• [Your instructions]: The entries below need to be written out exactly, with no pictures included.

[START OF Data entries]

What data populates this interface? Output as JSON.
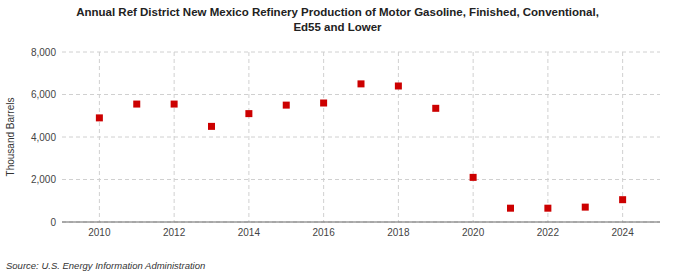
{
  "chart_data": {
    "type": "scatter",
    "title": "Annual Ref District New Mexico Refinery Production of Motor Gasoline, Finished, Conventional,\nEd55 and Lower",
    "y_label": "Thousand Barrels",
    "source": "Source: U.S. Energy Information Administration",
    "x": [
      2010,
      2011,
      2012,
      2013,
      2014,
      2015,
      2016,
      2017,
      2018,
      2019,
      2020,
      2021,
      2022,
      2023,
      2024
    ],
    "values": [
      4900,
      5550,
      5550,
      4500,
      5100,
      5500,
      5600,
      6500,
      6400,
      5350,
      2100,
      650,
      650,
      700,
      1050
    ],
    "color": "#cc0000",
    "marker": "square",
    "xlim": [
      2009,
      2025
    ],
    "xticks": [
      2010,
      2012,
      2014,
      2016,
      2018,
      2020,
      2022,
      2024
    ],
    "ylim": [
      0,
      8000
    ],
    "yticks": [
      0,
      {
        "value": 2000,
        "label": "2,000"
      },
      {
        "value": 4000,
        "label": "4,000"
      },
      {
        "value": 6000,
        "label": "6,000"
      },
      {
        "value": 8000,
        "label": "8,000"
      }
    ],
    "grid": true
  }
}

[END OF Data entries]

• [Answer below]:
What data populates this interface? Output as JSON.
{
  "chart_data": {
    "type": "scatter",
    "title": "Annual Ref District New Mexico Refinery Production of Motor Gasoline, Finished, Conventional,\nEd55 and Lower",
    "y_label": "Thousand Barrels",
    "source": "Source: U.S. Energy Information Administration",
    "x": [
      2010,
      2011,
      2012,
      2013,
      2014,
      2015,
      2016,
      2017,
      2018,
      2019,
      2020,
      2021,
      2022,
      2023,
      2024
    ],
    "values": [
      4900,
      5550,
      5550,
      4500,
      5100,
      5500,
      5600,
      6500,
      6400,
      5350,
      2100,
      650,
      650,
      700,
      1050
    ],
    "color": "#cc0000",
    "marker": "square",
    "xlim": [
      2009,
      2025
    ],
    "xticks": [
      2010,
      2012,
      2014,
      2016,
      2018,
      2020,
      2022,
      2024
    ],
    "ylim": [
      0,
      8000
    ],
    "yticks": [
      0,
      {
        "value": 2000,
        "label": "2,000"
      },
      {
        "value": 4000,
        "label": "4,000"
      },
      {
        "value": 6000,
        "label": "6,000"
      },
      {
        "value": 8000,
        "label": "8,000"
      }
    ],
    "grid": true
  }
}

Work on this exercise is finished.